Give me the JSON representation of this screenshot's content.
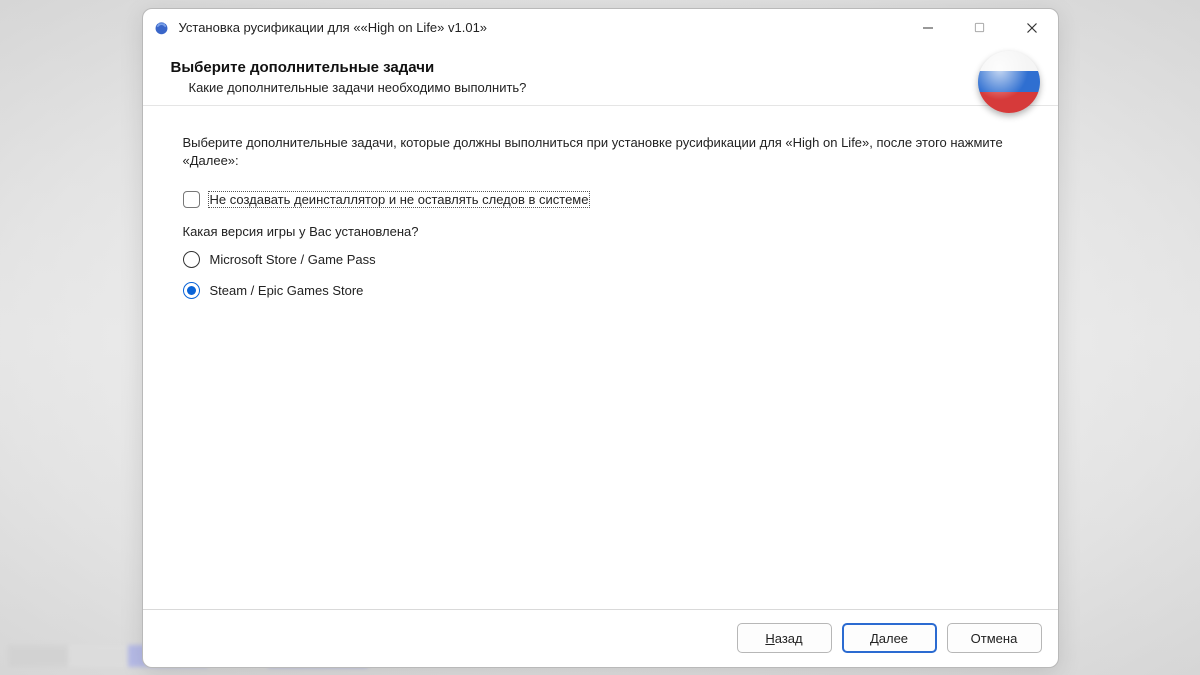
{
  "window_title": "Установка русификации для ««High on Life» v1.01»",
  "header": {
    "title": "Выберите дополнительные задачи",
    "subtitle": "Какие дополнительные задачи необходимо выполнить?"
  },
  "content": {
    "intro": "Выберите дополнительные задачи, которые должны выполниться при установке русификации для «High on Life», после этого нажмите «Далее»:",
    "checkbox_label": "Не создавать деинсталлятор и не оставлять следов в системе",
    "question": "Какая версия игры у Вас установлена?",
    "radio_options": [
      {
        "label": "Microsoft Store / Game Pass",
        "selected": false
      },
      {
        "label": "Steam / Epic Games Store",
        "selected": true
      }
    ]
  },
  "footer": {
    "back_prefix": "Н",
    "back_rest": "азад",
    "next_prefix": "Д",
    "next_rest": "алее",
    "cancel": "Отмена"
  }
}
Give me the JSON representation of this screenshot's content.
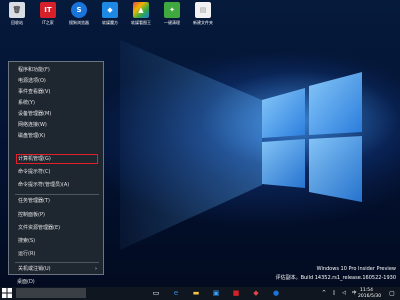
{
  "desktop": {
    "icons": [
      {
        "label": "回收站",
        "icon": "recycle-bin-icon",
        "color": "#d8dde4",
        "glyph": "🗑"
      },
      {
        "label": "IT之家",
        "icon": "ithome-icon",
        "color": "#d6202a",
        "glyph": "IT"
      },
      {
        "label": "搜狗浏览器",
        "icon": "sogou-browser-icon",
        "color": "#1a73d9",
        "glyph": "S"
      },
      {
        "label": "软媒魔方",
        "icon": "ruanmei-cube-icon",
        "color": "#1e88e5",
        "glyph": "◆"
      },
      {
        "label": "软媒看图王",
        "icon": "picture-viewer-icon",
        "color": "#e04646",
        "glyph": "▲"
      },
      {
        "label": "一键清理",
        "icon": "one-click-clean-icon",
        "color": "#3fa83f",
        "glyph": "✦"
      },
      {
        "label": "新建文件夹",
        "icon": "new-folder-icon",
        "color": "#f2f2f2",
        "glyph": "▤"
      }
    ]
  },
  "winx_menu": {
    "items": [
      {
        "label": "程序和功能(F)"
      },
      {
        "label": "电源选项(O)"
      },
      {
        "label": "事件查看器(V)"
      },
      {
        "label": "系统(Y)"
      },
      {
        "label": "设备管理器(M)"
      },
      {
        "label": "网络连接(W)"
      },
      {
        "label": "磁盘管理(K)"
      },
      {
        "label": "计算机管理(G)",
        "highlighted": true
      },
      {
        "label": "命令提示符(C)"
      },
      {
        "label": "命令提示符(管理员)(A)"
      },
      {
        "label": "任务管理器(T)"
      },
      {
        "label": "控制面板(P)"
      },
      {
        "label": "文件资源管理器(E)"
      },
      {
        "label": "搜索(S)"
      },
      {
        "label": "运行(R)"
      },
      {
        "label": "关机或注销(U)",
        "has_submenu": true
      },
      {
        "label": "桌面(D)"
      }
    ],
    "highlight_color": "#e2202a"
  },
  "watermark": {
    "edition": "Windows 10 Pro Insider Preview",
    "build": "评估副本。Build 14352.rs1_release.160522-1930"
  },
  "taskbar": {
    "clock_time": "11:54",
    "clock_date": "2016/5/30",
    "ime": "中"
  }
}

—————

Reproduce the entries exactly. Do not carry over any picture.

Correct output
Give me the JSON representation of this screenshot's content.
{
  "window_title": "Установка русификации для ««High on Life» v1.01»",
  "header": {
    "title": "Выберите дополнительные задачи",
    "subtitle": "Какие дополнительные задачи необходимо выполнить?"
  },
  "content": {
    "intro": "Выберите дополнительные задачи, которые должны выполниться при установке русификации для «High on Life», после этого нажмите «Далее»:",
    "checkbox_label": "Не создавать деинсталлятор и не оставлять следов в системе",
    "question": "Какая версия игры у Вас установлена?",
    "radio_options": [
      {
        "label": "Microsoft Store / Game Pass",
        "selected": false
      },
      {
        "label": "Steam / Epic Games Store",
        "selected": true
      }
    ]
  },
  "footer": {
    "back_prefix": "Н",
    "back_rest": "азад",
    "next_prefix": "Д",
    "next_rest": "алее",
    "cancel": "Отмена"
  }
}
Give me the JSON representation of this screenshot's content.
{
  "desktop": {
    "icons": [
      {
        "label": "回收站",
        "icon": "recycle-bin-icon",
        "color": "#d8dde4",
        "glyph": "🗑"
      },
      {
        "label": "IT之家",
        "icon": "ithome-icon",
        "color": "#d6202a",
        "glyph": "IT"
      },
      {
        "label": "搜狗浏览器",
        "icon": "sogou-browser-icon",
        "color": "#1a73d9",
        "glyph": "S"
      },
      {
        "label": "软媒魔方",
        "icon": "ruanmei-cube-icon",
        "color": "#1e88e5",
        "glyph": "◆"
      },
      {
        "label": "软媒看图王",
        "icon": "picture-viewer-icon",
        "color": "#e04646",
        "glyph": "▲"
      },
      {
        "label": "一键清理",
        "icon": "one-click-clean-icon",
        "color": "#3fa83f",
        "glyph": "✦"
      },
      {
        "label": "新建文件夹",
        "icon": "new-folder-icon",
        "color": "#f2f2f2",
        "glyph": "▤"
      }
    ]
  },
  "winx_menu": {
    "items": [
      {
        "label": "程序和功能(F)"
      },
      {
        "label": "电源选项(O)"
      },
      {
        "label": "事件查看器(V)"
      },
      {
        "label": "系统(Y)"
      },
      {
        "label": "设备管理器(M)"
      },
      {
        "label": "网络连接(W)"
      },
      {
        "label": "磁盘管理(K)"
      },
      {
        "label": "计算机管理(G)",
        "highlighted": true
      },
      {
        "label": "命令提示符(C)"
      },
      {
        "label": "命令提示符(管理员)(A)"
      },
      {
        "label": "任务管理器(T)"
      },
      {
        "label": "控制面板(P)"
      },
      {
        "label": "文件资源管理器(E)"
      },
      {
        "label": "搜索(S)"
      },
      {
        "label": "运行(R)"
      },
      {
        "label": "关机或注销(U)",
        "has_submenu": true
      },
      {
        "label": "桌面(D)"
      }
    ],
    "highlight_color": "#e2202a"
  },
  "watermark": {
    "edition": "Windows 10 Pro Insider Preview",
    "build": "评估副本。Build 14352.rs1_release.160522-1930"
  },
  "taskbar": {
    "clock_time": "11:54",
    "clock_date": "2016/5/30",
    "ime": "中"
  }
}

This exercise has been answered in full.